● **Extract**
* Start *
Similarity is a measure of the association or relatedness between objects characterised by discrete-state attributes. Similarity scores quantify the likeness between objects assuming these can be grouped into clusters with similar attributes (C.J. van Rijsbergen). Coefficients of association described in the literature: Dice Jaccard (Tanimoto) Cosine Overlap Salton's Index is a particular case of the Cosine Coefficient. Jaccard's Coefficients are known as Tanimoto's Coefficients in computational chemistry and are used as molecular similarity estimates.
- What's the difference between Jaccard's Coefficient and
the C-index metric, if any?
This is a question I have answered so many times. Jaccard's Coefficients can be extracted from co-occurrence matrices, are applied to pairwise co-occurrence, and are not affected by permutation. C-indices can be explained in terms of Probability and Fuzzy Set Theory, can be applied to pairwise and multiple o-occurrences, and can be affected by permutation. For instance, for three terms, we can compute four c-indices; c12, c13, c23, c123 and their corresponding permutations; c21, c31, c32, c132, c213, c231, c312, c321 each one having their own EXACT-to-FINDALL ratios (EF-Ratios). For the particular case of pairwise co-occurrence in which permutation does not matter; i.e, c12 = c21 and the c-indices reduce to a unique Jaccard's Coefficient. For additional information see the series on
Keywords Co-Occurrence and Semantic Connectivity (1). - What are the main limitations of Term Vector Models?
* End *
● **Entries shown**
* Start *
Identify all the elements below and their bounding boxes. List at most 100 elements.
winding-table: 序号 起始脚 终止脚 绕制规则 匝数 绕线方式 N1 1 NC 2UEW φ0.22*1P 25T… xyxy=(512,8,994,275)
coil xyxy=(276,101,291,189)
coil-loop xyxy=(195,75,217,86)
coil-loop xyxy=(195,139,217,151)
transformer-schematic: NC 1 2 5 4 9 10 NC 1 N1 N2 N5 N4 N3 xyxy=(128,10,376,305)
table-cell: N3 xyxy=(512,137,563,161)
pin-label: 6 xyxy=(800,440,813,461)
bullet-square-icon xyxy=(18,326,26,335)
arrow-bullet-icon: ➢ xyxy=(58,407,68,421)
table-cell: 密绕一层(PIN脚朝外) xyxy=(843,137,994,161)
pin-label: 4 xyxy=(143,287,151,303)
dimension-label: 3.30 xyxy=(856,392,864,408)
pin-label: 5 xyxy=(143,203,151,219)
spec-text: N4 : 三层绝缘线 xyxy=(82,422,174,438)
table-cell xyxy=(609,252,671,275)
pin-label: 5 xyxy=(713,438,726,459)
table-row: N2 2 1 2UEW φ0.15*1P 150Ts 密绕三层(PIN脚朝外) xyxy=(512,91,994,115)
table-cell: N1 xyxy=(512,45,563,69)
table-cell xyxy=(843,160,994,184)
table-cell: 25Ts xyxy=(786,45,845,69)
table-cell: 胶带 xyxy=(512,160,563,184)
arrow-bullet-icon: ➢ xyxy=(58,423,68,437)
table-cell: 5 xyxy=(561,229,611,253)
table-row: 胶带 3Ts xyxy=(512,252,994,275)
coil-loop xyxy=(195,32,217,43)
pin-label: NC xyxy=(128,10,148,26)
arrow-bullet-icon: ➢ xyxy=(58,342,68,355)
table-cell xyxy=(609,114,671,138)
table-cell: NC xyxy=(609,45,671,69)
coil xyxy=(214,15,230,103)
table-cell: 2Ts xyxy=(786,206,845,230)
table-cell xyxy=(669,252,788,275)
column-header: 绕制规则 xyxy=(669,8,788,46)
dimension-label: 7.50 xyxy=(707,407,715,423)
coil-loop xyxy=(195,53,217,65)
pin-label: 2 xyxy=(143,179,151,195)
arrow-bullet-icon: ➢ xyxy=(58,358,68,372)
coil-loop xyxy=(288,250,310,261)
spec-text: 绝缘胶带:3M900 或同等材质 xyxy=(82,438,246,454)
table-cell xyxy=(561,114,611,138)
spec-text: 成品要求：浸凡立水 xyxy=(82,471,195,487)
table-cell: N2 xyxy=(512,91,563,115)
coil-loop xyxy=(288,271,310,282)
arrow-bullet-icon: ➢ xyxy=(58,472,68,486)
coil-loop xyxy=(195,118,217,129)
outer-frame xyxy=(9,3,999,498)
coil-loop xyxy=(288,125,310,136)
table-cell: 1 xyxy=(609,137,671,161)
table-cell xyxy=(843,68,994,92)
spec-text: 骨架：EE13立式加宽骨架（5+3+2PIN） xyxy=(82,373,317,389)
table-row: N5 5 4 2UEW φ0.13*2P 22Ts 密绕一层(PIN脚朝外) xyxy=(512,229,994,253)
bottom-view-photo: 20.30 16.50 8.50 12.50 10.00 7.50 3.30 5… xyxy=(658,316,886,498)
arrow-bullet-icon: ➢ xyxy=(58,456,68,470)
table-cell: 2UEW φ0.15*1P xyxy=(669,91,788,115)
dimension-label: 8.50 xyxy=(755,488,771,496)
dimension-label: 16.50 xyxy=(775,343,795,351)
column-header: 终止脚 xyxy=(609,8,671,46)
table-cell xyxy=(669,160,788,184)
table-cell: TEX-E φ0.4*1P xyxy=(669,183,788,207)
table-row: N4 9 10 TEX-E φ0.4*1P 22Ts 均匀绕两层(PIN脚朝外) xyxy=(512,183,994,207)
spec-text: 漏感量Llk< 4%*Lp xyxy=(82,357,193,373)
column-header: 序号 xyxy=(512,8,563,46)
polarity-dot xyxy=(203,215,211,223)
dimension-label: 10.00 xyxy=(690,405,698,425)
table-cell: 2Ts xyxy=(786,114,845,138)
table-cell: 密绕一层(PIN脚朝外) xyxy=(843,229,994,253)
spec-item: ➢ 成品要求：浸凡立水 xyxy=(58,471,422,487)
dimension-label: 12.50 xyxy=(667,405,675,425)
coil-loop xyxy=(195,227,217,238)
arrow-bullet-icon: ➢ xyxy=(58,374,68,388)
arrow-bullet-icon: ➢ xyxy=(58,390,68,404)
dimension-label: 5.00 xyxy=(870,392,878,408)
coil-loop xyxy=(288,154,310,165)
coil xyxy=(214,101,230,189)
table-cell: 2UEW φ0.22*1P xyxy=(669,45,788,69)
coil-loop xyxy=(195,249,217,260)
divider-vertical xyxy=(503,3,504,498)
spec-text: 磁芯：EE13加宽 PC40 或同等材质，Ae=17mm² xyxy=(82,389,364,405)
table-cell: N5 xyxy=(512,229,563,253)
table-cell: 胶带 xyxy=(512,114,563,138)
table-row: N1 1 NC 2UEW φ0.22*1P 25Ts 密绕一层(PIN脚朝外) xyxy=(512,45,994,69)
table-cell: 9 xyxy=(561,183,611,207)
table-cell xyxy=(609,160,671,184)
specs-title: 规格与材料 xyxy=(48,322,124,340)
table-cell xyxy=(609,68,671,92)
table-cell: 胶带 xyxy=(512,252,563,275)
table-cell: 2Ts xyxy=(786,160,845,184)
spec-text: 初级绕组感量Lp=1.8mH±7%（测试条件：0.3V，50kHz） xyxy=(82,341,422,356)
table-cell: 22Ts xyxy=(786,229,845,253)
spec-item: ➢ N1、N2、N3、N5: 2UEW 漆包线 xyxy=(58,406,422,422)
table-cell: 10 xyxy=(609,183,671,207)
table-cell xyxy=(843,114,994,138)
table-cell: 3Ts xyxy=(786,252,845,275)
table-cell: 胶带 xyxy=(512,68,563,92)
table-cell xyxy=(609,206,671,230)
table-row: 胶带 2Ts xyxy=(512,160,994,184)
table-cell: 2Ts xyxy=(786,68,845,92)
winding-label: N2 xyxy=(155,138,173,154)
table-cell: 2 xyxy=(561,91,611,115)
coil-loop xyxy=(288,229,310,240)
* End *
● **Brief A**
According to the passage on similarity coefficients, what are Jaccard's Coefficients called in computational chemistry?
● **Brief B**
Name every coefficient of association that the passage on similarity coefficients lists as described in the literature.
● **Brief C**
Pick up the passage on similarity coefficients right after its final sentence and write what comes next.

● **Final result A**
Tanimoto's Coefficients.

● **Final result B**
Dice, Jaccard (Tanimoto), Cosine, Overlap

● **Final result C**
The assumption that terms are unrelated (independent) from each other. This is not true since we know that terms are related by Polysemy = a given term can have different meanings in different contexts Synonymity = different terms can be related by a common concept. Computation = Upgrades to the index of terms (vocabulary) require recalculation of the term space and all term weights. This is computationally expensive. For additional information see the series on
Term Vector Theory and Keyword Weights (2). - How do you define a parser? Are parsers web crawlers?
A parser is an algorithm that determines the syntactic structure of a piece of information (e.g., sentences, words, characters). Regular expressions are used for this purpose. Unlike a parser, a web crawler is an algorithm that finds and extracts information from specific elements (links, anchors, titles, etc) while moving across the Web. In non technical terms, a crawler discover resources, while a parser determines strings from such resources. These algorithms are often combined. A crawler can be launched to starts at given URL and domain, download the document and parse out the strings and URLs to create a specific repository for a web search engine. Each crawled URL receives a DocID which is then mapped to entries in the repository. After finishing each document parsing, the next URL in the to-do list is taken out and crawled.
- What's the difference between search engines and "search tools"?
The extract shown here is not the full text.